*PROBLEM DESCRIPTION:* Locate each line below that includes "label" and reproduce it.

*SOURCE DATA:*
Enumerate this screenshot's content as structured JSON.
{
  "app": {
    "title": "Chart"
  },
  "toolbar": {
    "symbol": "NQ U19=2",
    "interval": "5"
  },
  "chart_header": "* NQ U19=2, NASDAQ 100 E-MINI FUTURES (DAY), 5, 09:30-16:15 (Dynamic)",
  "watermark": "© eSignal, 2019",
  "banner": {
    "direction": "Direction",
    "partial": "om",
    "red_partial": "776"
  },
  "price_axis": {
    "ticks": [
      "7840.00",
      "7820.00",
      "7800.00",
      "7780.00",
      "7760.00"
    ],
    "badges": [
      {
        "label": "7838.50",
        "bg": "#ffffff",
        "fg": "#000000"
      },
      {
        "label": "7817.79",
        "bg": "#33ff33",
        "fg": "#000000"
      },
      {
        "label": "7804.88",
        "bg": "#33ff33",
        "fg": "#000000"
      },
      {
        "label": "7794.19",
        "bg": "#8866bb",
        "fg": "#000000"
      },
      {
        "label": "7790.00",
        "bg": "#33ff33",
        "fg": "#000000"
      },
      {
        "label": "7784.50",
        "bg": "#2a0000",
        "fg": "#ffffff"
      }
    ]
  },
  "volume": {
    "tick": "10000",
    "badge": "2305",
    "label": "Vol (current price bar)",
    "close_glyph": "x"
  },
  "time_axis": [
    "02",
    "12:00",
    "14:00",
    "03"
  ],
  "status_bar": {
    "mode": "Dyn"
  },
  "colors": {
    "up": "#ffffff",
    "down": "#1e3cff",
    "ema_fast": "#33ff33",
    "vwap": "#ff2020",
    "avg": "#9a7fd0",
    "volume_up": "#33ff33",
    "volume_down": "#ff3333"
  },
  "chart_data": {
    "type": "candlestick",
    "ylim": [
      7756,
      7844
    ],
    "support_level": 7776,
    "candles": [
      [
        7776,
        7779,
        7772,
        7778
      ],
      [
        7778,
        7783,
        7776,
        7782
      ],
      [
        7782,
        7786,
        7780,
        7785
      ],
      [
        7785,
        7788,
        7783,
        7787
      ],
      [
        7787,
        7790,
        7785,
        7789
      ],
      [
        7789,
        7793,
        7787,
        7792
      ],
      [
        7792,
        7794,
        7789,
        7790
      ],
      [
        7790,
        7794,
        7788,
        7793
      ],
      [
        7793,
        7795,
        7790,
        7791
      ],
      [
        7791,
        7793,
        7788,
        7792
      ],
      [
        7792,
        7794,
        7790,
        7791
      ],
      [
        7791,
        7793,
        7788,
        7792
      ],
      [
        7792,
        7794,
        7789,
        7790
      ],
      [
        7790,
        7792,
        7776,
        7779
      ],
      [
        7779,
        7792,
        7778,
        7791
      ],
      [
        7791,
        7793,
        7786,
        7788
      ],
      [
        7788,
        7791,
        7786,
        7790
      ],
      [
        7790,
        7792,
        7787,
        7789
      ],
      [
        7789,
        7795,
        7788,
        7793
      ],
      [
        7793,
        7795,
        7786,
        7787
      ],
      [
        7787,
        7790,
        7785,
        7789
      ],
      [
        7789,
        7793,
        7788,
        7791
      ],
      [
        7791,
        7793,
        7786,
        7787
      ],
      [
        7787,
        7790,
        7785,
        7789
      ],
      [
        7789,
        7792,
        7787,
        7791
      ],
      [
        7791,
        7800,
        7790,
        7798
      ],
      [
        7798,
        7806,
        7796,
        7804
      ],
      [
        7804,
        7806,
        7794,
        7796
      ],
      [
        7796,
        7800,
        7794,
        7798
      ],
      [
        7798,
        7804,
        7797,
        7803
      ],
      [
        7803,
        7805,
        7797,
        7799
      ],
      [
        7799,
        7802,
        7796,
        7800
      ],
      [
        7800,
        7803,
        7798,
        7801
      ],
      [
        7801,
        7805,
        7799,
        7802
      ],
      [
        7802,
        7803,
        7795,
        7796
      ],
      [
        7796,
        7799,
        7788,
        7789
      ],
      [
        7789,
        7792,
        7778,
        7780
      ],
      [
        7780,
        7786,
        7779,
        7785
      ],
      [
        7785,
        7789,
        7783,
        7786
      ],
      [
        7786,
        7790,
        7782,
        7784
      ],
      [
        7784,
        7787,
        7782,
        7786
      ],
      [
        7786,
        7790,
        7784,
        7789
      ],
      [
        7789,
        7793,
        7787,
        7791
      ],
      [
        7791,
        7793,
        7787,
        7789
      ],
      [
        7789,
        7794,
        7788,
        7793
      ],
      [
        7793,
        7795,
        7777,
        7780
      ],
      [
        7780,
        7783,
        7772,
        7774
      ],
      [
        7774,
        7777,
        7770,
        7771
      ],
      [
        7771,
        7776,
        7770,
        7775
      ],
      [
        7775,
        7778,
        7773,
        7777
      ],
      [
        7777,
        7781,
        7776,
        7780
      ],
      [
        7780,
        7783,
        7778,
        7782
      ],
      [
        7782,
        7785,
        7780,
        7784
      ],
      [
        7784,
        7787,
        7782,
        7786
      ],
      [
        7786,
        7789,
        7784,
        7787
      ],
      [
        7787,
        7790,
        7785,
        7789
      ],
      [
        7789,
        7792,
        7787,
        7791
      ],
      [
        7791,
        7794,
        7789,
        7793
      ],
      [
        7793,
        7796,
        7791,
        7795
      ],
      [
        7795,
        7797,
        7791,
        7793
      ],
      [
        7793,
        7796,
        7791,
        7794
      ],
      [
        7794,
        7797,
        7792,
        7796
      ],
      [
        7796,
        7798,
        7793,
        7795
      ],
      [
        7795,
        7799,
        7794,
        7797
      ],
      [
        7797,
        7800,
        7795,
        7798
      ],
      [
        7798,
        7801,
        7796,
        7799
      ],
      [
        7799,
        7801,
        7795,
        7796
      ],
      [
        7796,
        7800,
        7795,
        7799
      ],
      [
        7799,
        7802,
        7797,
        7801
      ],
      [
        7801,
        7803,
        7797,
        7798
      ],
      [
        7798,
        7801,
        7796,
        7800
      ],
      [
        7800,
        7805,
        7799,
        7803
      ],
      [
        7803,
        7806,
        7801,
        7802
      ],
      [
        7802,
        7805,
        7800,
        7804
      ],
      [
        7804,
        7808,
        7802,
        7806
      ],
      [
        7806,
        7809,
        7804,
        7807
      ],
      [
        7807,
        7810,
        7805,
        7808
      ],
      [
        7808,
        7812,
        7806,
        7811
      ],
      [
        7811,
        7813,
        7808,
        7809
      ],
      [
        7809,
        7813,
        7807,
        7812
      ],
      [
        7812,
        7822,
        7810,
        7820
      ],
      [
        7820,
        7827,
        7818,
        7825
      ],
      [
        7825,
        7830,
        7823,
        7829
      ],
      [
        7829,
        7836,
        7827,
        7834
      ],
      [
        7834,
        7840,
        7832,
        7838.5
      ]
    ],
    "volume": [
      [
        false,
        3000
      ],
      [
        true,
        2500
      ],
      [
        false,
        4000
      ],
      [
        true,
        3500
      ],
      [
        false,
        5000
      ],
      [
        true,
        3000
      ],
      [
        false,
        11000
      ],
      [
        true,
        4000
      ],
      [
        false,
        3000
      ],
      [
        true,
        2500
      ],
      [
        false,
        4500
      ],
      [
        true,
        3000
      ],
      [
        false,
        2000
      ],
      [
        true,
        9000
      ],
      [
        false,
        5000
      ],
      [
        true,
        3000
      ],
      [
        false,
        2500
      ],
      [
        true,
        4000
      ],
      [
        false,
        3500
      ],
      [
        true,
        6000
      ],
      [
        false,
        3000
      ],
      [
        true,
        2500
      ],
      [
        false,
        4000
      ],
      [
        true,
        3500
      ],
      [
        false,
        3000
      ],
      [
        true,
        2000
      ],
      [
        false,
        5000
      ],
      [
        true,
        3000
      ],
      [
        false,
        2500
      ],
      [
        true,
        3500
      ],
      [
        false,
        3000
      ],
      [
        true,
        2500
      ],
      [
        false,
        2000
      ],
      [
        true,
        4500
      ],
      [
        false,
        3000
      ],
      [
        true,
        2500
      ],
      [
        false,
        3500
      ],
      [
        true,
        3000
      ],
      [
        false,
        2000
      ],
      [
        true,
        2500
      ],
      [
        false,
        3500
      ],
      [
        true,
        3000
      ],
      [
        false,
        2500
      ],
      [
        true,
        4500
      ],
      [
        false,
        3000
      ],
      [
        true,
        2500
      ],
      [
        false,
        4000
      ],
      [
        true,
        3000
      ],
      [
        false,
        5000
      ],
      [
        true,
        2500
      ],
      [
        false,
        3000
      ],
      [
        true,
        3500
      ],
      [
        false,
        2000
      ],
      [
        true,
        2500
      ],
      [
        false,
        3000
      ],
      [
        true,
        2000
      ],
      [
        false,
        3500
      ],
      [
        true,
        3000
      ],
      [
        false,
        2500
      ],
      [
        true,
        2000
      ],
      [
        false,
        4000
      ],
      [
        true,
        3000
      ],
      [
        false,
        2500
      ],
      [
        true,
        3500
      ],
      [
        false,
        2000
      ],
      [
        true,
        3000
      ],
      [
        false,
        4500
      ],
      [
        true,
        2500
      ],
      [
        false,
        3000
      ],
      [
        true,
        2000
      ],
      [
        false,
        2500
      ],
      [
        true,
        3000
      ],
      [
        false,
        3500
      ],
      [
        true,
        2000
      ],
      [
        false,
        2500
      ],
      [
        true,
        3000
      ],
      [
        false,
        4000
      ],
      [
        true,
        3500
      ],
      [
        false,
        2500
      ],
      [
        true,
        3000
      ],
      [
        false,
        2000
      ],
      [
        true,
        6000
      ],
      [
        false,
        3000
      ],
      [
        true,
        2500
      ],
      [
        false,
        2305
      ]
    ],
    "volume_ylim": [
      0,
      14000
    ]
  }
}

*FULL OUTPUT:*
        "label": "7838.50",
        "label": "7817.79",
        "label": "7804.88",
        "label": "7794.19",
        "label": "7790.00",
        "label": "7784.50",
    "label": "Vol (current price bar)",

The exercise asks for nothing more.